(Job A): In the forum thread about home appraisals, how much cash did the niece want for the house she inherited?
(Job B): Carry on the forum thread about home appraisals from the point where it stops.

(Selected text):

__________

If you have the time, you might consider throwing some furniture in for a little "staging".
Again, I know that $500 of cheap furniture SHOULDN'T add any value, but psychologically an empty house "looks" like it is worth less money.


----------



## Maura (Jun 6, 2004)

A financial institution looks at your income and liabilities to determine how much they think you can afford. When they look at the property, they try to determine a true market value on that property. If the value of the property is higher than what you are asking for, they should have no problem giving you the loan, as long as you can afford it. The bank wants to be able to get their money back. They do not want to have to sell the house to get their money back. 

An appraiser is not looking to move into the house. For this reason, things like "dressing" the rooms is not important. A house that is in good repair is more important. Keep in mind, though, that they will consider the neighborhood that the house is in. If it is in a location of lesser quality/low priced homes, they have to take that into consideration.


----------



## haypoint (Oct 4, 2006)

25 years ago, a bachelor neighbor died. He gave his house, barn and 80 acres to his niece that lives in Georgia.
She didn't want it. I did. The house had a stone basement, wood heat, two bedrooms upstairs. 40 acres field and 40 acres hardwood. The house straight and solid, but not modern. Just as it was when built in the 1940s.
She wanted $30,000 cash. I had $10,000 and asked the bank for $20,000. Despite my good credit, I was denied. When pressed, the bank manager said they'd rather loan me $100,000 for a nicer house than this low end housing. A few months later it was sold to a couple from down south and is now worth $100,000. Banks are funny, just not ha ha funny.


----------



## Haven (Aug 16, 2010)

Appraisals can be very random. I have close family members who are agents and investors. Many, many times the appraisers don't even look at the house. They will sometimes do a fast drive-by, or simply look up comps online and submit the appraisal. I cannot tell you how many times this has happened - the results are sometimes amazing, sometimes even vastly in your favor.


----------



## Haven (Aug 16, 2010)

AmericanStand said:


> So far
> Cut the grass and removed the hay. It was three feet tall
> Watered the yard to get some green , it was yellow after removing all that grass
> Washed mold off north side.
> ...


Take a look at the neighborhood, as this will have just as much of an impact.


----------



## MoonRiver (Sep 2, 2007)

__________

(Data lines):
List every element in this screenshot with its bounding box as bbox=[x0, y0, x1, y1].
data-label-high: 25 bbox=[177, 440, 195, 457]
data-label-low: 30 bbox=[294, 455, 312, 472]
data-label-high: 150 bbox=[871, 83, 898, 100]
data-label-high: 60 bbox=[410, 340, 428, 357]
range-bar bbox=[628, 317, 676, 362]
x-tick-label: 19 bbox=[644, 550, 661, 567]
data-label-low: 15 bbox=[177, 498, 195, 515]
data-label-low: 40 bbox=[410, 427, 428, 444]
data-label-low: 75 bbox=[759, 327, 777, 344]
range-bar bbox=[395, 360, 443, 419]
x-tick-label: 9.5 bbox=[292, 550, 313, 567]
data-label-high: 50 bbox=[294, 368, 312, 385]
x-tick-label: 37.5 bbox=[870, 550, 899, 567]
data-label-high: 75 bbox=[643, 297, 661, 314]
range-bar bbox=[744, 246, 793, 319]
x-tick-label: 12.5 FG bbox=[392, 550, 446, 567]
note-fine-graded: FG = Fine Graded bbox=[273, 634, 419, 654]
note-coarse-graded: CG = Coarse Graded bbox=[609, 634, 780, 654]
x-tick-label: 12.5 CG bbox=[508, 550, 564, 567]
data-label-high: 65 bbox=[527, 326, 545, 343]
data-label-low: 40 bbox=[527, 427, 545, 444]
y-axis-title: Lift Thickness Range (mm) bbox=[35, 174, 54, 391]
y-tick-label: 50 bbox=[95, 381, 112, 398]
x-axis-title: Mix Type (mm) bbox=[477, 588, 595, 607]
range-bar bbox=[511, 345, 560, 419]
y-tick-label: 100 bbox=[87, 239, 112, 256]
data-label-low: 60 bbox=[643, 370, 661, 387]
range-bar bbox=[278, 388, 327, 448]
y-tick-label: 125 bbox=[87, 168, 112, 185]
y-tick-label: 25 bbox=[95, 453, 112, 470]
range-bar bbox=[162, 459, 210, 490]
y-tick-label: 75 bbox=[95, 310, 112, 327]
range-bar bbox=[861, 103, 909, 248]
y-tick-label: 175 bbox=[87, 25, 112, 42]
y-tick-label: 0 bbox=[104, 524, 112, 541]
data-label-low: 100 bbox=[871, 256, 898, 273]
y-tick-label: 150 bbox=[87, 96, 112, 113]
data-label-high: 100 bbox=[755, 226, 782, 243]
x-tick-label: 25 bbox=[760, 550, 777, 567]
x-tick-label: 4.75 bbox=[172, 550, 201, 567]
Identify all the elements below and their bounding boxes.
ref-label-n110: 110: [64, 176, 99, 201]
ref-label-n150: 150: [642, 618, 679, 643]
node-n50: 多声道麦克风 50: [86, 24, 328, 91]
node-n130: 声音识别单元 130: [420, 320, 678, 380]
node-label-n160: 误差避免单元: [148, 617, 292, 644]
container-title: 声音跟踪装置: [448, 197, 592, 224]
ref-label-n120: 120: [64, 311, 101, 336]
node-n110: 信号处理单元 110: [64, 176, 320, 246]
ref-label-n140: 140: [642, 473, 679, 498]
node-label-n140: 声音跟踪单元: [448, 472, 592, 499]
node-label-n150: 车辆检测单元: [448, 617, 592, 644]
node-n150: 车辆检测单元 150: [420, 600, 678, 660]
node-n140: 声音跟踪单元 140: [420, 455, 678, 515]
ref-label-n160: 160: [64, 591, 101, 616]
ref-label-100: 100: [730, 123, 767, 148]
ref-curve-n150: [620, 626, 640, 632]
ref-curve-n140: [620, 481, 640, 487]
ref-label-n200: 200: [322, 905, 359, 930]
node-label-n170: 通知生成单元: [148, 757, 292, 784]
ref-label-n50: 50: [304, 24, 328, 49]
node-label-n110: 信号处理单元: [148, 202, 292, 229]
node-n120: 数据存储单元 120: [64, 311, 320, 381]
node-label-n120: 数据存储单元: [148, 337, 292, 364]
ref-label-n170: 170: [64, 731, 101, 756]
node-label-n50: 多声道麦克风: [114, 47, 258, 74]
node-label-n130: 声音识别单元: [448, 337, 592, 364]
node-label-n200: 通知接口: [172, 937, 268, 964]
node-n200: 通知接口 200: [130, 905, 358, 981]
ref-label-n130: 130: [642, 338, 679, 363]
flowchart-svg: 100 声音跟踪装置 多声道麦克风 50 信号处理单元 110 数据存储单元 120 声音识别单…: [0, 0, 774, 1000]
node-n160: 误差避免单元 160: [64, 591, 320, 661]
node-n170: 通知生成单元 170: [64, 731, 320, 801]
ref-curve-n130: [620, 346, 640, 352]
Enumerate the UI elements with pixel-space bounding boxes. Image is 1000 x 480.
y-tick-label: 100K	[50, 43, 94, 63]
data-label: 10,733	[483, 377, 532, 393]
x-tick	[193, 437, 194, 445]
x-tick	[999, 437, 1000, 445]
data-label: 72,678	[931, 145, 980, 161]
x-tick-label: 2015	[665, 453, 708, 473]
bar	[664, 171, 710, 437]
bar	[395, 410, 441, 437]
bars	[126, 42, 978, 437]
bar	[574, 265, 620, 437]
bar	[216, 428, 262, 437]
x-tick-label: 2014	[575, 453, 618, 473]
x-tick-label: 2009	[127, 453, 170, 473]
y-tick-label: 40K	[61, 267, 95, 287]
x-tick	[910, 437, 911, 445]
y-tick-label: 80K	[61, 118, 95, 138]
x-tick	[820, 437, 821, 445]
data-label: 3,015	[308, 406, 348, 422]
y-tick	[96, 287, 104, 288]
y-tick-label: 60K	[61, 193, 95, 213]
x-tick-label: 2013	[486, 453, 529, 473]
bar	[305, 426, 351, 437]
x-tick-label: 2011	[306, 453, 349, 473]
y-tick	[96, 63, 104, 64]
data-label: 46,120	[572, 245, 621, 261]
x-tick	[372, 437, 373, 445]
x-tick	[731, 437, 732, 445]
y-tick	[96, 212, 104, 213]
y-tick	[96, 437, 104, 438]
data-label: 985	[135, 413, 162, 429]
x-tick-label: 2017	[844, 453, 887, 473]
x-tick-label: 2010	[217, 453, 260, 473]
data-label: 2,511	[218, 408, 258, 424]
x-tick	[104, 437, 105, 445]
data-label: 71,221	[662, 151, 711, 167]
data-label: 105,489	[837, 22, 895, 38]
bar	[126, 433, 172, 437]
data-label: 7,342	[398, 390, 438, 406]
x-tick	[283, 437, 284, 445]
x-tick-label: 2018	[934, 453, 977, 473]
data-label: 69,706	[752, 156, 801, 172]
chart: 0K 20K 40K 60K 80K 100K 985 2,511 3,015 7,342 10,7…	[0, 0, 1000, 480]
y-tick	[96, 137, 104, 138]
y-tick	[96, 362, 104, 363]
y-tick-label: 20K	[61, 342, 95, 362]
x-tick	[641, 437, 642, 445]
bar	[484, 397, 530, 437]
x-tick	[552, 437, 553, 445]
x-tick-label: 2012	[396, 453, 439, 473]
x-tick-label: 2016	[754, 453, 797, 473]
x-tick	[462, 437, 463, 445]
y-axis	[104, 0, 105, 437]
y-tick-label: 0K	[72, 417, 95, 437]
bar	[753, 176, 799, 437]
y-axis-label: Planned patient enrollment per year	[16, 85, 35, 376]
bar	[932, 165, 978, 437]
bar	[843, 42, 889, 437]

__________

(Output A): $30,000.

(Output B):
Most of the things mentioned have nothing to do with an appraisal. The appraiser will already have a number in mind when he drives up. He's looked up comps and tax records, so he has a good idea what the property is worth.

What you need to do is look for things that add value on top of comps. Is there great landscaping, new windows, a deck, etc? Something that makes the house worth comps plus some additional amount.


----------



## MO_cows (Aug 14, 2010)

Is she going to live in the house? If so, that's a mortgage. If it's a flip or rental, that's commercial real estate loan. Pre approval not in play there, generally. No matter how good your credit the property still has to appraise for either loan. 

Sounds like she jumped on an opportunity, not something that was planned out long beforehand.


----------



## LittleFarmrJohn (May 27, 2015)

Put an old toilet in a closet, open it real quick and tell him that it's a half bath


----------



## Declan (Jan 18, 2015)

MoonRiver said:


> Most of the things mentioned have nothing to do with an appraisal. The appraiser will already have a number in mind when he drives up. He's looked up comps and tax records, so he has a good idea what the property is worth.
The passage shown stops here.